***** Supplied data

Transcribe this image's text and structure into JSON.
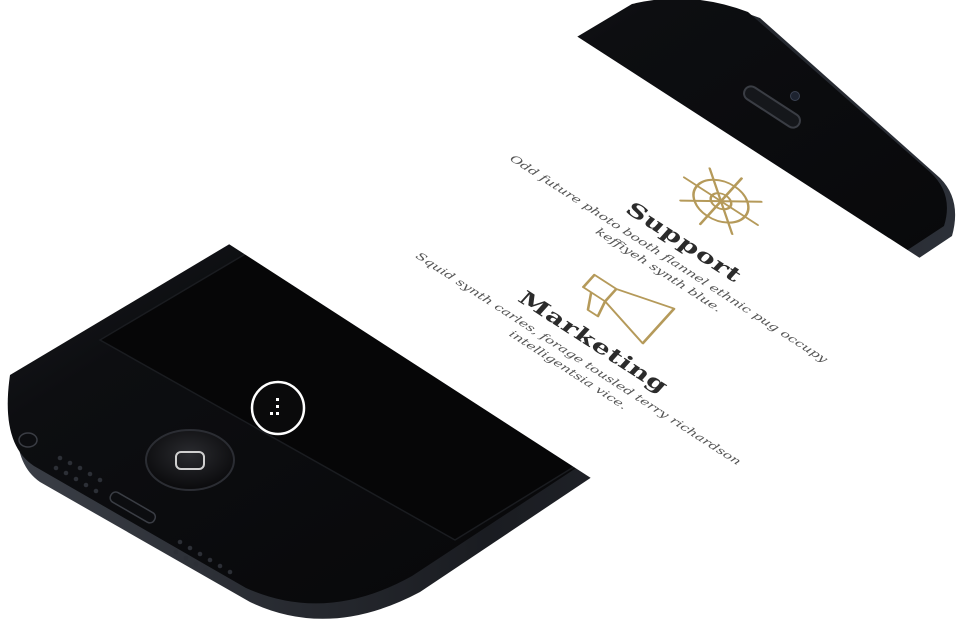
{
  "colors": {
    "accent": "#b59a5a",
    "phone_body": "#0b0c0e",
    "bezel": "#050506",
    "screen_bg": "#ffffff",
    "text_dark": "#2b2b2b",
    "text_muted": "#555555"
  },
  "features": [
    {
      "icon": "ship-wheel-icon",
      "title": "Support",
      "text": "Odd future photo booth flannel ethnic pug occupy keffiyeh synth blue."
    },
    {
      "icon": "megaphone-icon",
      "title": "Marketing",
      "text": "Squid synth carles, forage tousled terry richardson intelligentsia vice."
    }
  ],
  "menu_button": {
    "icon": "menu-dots-icon"
  }
}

**********

_What to do_.
Reproduce all of the material exactly, apart from the pictures.

_The output_.
Transcribe this image's text and structure into JSON.
{
  "colors": {
    "accent": "#b59a5a",
    "phone_body": "#0b0c0e",
    "bezel": "#050506",
    "screen_bg": "#ffffff",
    "text_dark": "#2b2b2b",
    "text_muted": "#555555"
  },
  "features": [
    {
      "icon": "ship-wheel-icon",
      "title": "Support",
      "text": "Odd future photo booth flannel ethnic pug occupy keffiyeh synth blue."
    },
    {
      "icon": "megaphone-icon",
      "title": "Marketing",
      "text": "Squid synth carles, forage tousled terry richardson intelligentsia vice."
    }
  ],
  "menu_button": {
    "icon": "menu-dots-icon"
  }
}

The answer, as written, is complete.